Records shown:

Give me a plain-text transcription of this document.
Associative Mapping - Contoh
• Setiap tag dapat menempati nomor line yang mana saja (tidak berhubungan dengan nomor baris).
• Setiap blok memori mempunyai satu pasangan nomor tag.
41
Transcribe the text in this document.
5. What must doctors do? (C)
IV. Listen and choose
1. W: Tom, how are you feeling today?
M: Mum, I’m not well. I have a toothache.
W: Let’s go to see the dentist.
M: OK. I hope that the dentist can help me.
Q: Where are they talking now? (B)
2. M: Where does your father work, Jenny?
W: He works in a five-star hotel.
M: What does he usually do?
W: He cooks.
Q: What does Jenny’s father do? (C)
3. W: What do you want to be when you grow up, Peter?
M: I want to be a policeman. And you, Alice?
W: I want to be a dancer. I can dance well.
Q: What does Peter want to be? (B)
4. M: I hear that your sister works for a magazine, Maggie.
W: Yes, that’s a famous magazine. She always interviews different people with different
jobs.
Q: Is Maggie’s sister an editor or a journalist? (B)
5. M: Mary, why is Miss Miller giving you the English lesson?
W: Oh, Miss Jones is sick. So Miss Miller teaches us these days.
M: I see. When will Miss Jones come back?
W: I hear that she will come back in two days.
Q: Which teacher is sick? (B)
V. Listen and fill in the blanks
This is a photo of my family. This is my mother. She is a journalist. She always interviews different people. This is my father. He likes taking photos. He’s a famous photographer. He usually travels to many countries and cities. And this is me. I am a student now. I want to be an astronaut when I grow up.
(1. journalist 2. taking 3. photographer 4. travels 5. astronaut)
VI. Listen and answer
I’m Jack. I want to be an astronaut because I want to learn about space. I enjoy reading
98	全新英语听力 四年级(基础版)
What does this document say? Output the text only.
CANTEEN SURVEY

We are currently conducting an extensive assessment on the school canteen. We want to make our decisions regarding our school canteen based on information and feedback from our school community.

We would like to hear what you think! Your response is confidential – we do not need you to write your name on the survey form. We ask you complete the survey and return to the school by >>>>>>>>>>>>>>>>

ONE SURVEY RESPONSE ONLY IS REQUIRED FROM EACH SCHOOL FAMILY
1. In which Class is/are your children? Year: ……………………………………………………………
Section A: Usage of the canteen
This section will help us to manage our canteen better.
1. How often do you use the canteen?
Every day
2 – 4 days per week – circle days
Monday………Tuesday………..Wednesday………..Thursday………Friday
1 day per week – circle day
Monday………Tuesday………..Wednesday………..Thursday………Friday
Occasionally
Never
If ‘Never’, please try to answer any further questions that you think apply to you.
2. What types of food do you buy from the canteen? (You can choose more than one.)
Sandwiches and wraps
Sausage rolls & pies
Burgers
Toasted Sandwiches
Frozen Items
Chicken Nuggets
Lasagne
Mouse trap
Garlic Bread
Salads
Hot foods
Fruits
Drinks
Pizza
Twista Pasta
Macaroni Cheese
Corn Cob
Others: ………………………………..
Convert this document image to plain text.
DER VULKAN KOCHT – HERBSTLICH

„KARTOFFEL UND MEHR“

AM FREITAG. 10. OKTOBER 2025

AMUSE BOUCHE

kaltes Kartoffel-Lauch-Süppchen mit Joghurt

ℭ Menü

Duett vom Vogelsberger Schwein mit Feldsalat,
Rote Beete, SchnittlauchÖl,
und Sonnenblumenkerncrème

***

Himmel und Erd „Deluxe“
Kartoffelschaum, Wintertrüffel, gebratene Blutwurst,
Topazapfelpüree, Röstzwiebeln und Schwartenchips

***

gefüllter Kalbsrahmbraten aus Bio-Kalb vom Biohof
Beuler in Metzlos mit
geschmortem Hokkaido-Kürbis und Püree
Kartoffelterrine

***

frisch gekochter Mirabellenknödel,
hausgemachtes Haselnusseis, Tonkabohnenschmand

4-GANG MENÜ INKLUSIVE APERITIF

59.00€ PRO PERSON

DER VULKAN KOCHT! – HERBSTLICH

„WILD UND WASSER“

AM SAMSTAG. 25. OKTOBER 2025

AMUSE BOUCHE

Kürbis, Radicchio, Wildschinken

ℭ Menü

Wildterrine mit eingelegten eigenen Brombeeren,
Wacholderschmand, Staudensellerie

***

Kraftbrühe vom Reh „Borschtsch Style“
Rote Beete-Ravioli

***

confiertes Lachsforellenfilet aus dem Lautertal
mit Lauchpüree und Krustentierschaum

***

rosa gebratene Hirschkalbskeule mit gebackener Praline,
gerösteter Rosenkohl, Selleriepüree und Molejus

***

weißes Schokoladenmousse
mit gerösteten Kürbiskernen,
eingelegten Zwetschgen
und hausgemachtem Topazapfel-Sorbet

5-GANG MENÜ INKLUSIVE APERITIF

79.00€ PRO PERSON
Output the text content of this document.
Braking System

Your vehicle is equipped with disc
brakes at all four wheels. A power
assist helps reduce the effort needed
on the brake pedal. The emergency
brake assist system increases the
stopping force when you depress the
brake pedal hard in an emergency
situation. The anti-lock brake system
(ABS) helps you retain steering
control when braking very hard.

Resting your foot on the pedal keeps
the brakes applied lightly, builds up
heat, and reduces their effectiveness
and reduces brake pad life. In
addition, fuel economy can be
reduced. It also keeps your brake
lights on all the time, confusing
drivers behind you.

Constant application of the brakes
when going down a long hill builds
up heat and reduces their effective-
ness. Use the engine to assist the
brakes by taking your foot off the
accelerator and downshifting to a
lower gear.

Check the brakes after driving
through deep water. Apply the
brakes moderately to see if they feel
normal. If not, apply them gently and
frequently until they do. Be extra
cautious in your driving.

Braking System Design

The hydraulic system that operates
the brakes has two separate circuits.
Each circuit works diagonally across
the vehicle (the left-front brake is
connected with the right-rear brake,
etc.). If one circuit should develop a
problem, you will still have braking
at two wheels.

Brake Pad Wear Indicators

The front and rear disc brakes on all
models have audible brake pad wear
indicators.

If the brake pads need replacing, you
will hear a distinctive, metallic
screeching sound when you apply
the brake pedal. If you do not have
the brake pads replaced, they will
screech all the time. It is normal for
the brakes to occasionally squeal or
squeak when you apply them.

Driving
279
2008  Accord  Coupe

Requirement: Repeat all of the entries exactly.

Reply:
Give me a plain-text transcription of this document.
Associative Mapping - Contoh
• Setiap tag dapat menempati nomor line yang mana saja (tidak berhubungan dengan nomor baris).
• Setiap blok memori mempunyai satu pasangan nomor tag.
41
Transcribe the text in this document.
5. What must doctors do? (C)
IV. Listen and choose
1. W: Tom, how are you feeling today?
M: Mum, I’m not well. I have a toothache.
W: Let’s go to see the dentist.
M: OK. I hope that the dentist can help me.
Q: Where are they talking now? (B)
2. M: Where does your father work, Jenny?
W: He works in a five-star hotel.
M: What does he usually do?
W: He cooks.
Q: What does Jenny’s father do? (C)
3. W: What do you want to be when you grow up, Peter?
M: I want to be a policeman. And you, Alice?
W: I want to be a dancer. I can dance well.
Q: What does Peter want to be? (B)
4. M: I hear that your sister works for a magazine, Maggie.
W: Yes, that’s a famous magazine. She always interviews different people with different
jobs.
Q: Is Maggie’s sister an editor or a journalist? (B)
5. M: Mary, why is Miss Miller giving you the English lesson?
W: Oh, Miss Jones is sick. So Miss Miller teaches us these days.
M: I see. When will Miss Jones come back?
W: I hear that she will come back in two days.
Q: Which teacher is sick? (B)
V. Listen and fill in the blanks
This is a photo of my family. This is my mother. She is a journalist. She always interviews different people. This is my father. He likes taking photos. He’s a famous photographer. He usually travels to many countries and cities. And this is me. I am a student now. I want to be an astronaut when I grow up.
(1. journalist 2. taking 3. photographer 4. travels 5. astronaut)
VI. Listen and answer
I’m Jack. I want to be an astronaut because I want to learn about space. I enjoy reading
98	全新英语听力 四年级(基础版)
What does this document say? Output the text only.
CANTEEN SURVEY

We are currently conducting an extensive assessment on the school canteen. We want to make our decisions regarding our school canteen based on information and feedback from our school community.

We would like to hear what you think! Your response is confidential – we do not need you to write your name on the survey form. We ask you complete the survey and return to the school by >>>>>>>>>>>>>>>>

ONE SURVEY RESPONSE ONLY IS REQUIRED FROM EACH SCHOOL FAMILY
1. In which Class is/are your children? Year: ……………………………………………………………
Section A: Usage of the canteen
This section will help us to manage our canteen better.
1. How often do you use the canteen?
Every day
2 – 4 days per week – circle days
Monday………Tuesday………..Wednesday………..Thursday………Friday
1 day per week – circle day
Monday………Tuesday………..Wednesday………..Thursday………Friday
Occasionally
Never
If ‘Never’, please try to answer any further questions that you think apply to you.
2. What types of food do you buy from the canteen? (You can choose more than one.)
Sandwiches and wraps
Sausage rolls & pies
Burgers
Toasted Sandwiches
Frozen Items
Chicken Nuggets
Lasagne
Mouse trap
Garlic Bread
Salads
Hot foods
Fruits
Drinks
Pizza
Twista Pasta
Macaroni Cheese
Corn Cob
Others: ………………………………..
Convert this document image to plain text.
DER VULKAN KOCHT – HERBSTLICH

„KARTOFFEL UND MEHR“

AM FREITAG. 10. OKTOBER 2025

AMUSE BOUCHE

kaltes Kartoffel-Lauch-Süppchen mit Joghurt

ℭ Menü

Duett vom Vogelsberger Schwein mit Feldsalat,
Rote Beete, SchnittlauchÖl,
und Sonnenblumenkerncrème

***

Himmel und Erd „Deluxe“
Kartoffelschaum, Wintertrüffel, gebratene Blutwurst,
Topazapfelpüree, Röstzwiebeln und Schwartenchips

***

gefüllter Kalbsrahmbraten aus Bio-Kalb vom Biohof
Beuler in Metzlos mit
geschmortem Hokkaido-Kürbis und Püree
Kartoffelterrine

***

frisch gekochter Mirabellenknödel,
hausgemachtes Haselnusseis, Tonkabohnenschmand

4-GANG MENÜ INKLUSIVE APERITIF

59.00€ PRO PERSON

DER VULKAN KOCHT! – HERBSTLICH

„WILD UND WASSER“

AM SAMSTAG. 25. OKTOBER 2025

AMUSE BOUCHE

Kürbis, Radicchio, Wildschinken

ℭ Menü

Wildterrine mit eingelegten eigenen Brombeeren,
Wacholderschmand, Staudensellerie

***

Kraftbrühe vom Reh „Borschtsch Style“
Rote Beete-Ravioli

***

confiertes Lachsforellenfilet aus dem Lautertal
mit Lauchpüree und Krustentierschaum

***

rosa gebratene Hirschkalbskeule mit gebackener Praline,
gerösteter Rosenkohl, Selleriepüree und Molejus

***

weißes Schokoladenmousse
mit gerösteten Kürbiskernen,
eingelegten Zwetschgen
und hausgemachtem Topazapfel-Sorbet

5-GANG MENÜ INKLUSIVE APERITIF

79.00€ PRO PERSON
Output the text content of this document.
Braking System

Your vehicle is equipped with disc
brakes at all four wheels. A power
assist helps reduce the effort needed
on the brake pedal. The emergency
brake assist system increases the
stopping force when you depress the
brake pedal hard in an emergency
situation. The anti-lock brake system
(ABS) helps you retain steering
control when braking very hard.

Resting your foot on the pedal keeps
the brakes applied lightly, builds up
heat, and reduces their effectiveness
and reduces brake pad life. In
addition, fuel economy can be
reduced. It also keeps your brake
lights on all the time, confusing
drivers behind you.

Constant application of the brakes
when going down a long hill builds
up heat and reduces their effective-
ness. Use the engine to assist the
brakes by taking your foot off the
accelerator and downshifting to a
lower gear.

Check the brakes after driving
through deep water. Apply the
brakes moderately to see if they feel
normal. If not, apply them gently and
frequently until they do. Be extra
cautious in your driving.

Braking System Design

The hydraulic system that operates
the brakes has two separate circuits.
Each circuit works diagonally across
the vehicle (the left-front brake is
connected with the right-rear brake,
etc.). If one circuit should develop a
problem, you will still have braking
at two wheels.

Brake Pad Wear Indicators

The front and rear disc brakes on all
models have audible brake pad wear
indicators.

If the brake pads need replacing, you
will hear a distinctive, metallic
screeching sound when you apply
the brake pedal. If you do not have
the brake pads replaced, they will
screech all the time. It is normal for
the brakes to occasionally squeal or
squeak when you apply them.

Driving
279
2008  Accord  Coupe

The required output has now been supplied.